**Written task**
Return each line holding the string "color".

**Extracted information**
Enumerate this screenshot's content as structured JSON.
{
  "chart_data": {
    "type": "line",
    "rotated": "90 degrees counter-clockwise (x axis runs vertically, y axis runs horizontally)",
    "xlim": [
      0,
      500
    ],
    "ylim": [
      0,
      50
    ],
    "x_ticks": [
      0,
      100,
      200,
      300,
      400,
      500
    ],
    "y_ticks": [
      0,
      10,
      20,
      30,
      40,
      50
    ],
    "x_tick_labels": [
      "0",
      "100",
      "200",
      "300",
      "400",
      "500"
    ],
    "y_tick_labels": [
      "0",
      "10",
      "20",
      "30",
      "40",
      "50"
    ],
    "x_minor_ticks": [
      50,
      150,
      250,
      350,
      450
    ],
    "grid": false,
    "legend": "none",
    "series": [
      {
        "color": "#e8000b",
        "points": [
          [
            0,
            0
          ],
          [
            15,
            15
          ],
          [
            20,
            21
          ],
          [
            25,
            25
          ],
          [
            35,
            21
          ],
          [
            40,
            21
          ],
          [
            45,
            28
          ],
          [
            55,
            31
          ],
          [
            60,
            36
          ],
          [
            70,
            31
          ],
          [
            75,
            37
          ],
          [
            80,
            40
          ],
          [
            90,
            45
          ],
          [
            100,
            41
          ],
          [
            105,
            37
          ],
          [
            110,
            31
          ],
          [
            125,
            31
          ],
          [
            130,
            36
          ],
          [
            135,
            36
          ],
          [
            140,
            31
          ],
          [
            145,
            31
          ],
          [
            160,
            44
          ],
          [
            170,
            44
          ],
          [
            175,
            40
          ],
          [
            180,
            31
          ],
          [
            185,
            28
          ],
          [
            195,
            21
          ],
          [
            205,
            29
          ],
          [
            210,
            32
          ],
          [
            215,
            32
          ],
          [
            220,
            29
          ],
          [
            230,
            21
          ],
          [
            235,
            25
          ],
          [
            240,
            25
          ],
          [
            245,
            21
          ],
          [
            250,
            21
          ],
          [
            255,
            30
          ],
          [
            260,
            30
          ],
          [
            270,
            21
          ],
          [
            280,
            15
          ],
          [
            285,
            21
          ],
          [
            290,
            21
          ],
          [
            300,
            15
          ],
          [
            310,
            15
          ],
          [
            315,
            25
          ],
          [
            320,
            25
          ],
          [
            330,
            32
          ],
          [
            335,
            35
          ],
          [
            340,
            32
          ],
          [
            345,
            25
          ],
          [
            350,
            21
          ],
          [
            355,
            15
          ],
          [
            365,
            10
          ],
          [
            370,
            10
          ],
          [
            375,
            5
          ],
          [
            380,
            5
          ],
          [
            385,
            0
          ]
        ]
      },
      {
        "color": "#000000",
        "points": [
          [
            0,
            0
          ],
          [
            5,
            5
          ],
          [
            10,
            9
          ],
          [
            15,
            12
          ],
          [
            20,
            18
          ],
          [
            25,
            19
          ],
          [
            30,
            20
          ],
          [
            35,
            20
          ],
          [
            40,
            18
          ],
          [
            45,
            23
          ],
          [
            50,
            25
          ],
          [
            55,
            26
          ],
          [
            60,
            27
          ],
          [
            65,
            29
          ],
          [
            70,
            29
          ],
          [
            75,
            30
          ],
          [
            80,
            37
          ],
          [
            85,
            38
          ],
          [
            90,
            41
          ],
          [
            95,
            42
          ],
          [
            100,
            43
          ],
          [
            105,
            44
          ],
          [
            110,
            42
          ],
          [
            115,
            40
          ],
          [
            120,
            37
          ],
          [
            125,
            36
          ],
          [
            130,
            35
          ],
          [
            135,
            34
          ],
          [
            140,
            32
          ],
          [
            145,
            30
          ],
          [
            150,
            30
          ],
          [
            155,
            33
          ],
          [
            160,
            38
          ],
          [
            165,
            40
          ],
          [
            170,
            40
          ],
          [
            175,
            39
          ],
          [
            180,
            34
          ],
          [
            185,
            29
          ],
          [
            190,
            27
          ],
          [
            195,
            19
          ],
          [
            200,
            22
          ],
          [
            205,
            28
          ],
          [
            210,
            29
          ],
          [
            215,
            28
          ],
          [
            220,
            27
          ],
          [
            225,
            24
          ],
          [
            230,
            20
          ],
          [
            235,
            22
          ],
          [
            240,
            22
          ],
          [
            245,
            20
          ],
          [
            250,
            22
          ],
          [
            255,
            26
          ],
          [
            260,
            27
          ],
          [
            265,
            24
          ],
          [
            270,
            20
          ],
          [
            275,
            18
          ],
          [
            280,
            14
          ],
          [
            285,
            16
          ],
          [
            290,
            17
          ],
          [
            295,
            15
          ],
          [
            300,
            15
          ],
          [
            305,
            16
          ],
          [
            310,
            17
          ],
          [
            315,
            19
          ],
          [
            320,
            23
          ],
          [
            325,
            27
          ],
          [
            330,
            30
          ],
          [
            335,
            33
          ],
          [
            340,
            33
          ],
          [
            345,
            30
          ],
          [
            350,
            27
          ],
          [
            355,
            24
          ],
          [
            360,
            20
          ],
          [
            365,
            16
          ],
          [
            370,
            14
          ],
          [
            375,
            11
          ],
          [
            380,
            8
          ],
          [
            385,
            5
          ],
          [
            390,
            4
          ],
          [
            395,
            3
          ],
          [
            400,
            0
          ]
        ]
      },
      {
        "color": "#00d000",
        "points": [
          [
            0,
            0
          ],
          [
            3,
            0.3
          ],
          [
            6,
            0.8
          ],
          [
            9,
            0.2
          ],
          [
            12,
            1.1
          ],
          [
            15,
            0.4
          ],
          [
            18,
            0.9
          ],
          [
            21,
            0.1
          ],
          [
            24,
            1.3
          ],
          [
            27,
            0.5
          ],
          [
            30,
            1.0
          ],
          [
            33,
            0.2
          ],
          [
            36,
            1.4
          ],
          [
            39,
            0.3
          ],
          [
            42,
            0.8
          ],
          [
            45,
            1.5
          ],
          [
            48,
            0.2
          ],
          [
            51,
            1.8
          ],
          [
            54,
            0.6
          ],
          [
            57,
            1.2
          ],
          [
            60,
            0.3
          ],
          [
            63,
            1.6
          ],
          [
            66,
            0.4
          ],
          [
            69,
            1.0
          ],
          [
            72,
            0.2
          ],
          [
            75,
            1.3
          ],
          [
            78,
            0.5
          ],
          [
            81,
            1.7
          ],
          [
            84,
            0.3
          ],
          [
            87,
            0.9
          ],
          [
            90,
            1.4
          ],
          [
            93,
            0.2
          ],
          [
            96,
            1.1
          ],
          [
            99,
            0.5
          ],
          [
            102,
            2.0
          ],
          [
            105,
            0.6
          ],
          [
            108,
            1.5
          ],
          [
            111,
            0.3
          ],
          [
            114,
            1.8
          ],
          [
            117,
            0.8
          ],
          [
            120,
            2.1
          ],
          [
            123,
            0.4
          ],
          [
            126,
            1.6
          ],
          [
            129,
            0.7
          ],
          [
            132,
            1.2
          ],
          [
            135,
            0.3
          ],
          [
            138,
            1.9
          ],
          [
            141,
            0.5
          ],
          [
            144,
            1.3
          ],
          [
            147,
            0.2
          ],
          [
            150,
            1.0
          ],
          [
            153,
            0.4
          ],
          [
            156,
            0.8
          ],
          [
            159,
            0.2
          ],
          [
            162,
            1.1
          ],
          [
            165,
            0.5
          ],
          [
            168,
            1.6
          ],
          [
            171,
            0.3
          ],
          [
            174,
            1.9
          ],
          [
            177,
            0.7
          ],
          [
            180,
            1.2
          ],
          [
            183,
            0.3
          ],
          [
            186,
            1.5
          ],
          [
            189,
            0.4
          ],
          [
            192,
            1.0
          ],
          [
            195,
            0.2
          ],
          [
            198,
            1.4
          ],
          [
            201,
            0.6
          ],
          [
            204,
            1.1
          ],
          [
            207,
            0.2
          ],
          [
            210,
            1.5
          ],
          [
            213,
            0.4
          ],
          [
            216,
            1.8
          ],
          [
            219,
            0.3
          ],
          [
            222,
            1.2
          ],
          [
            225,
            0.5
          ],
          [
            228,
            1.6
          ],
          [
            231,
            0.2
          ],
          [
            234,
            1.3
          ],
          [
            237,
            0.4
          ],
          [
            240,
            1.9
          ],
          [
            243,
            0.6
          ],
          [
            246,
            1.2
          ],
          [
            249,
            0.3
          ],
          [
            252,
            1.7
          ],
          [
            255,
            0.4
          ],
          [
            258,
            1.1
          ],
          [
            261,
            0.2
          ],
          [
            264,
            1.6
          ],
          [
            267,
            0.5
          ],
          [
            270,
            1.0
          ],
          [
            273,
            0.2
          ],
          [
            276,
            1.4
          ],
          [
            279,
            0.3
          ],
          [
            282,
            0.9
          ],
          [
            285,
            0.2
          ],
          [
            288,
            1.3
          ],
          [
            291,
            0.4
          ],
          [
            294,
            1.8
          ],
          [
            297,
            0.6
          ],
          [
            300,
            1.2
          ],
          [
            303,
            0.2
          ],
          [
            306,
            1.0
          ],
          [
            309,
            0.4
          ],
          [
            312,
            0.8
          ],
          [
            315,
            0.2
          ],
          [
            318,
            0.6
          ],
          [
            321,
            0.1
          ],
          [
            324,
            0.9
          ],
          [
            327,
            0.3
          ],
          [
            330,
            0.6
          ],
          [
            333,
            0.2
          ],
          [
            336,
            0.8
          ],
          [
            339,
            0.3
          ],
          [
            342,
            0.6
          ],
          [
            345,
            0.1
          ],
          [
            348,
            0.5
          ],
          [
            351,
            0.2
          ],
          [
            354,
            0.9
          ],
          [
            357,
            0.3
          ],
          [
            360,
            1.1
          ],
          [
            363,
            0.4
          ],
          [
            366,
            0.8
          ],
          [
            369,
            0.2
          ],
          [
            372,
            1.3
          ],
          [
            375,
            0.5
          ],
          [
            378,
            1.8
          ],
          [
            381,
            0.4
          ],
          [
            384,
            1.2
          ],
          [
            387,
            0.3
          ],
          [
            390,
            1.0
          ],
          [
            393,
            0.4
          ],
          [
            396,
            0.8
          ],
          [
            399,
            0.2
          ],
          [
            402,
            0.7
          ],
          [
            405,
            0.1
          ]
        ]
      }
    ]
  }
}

**Solution**
        "color": "#e8000b",
        "color": "#000000",
        "color": "#00d000",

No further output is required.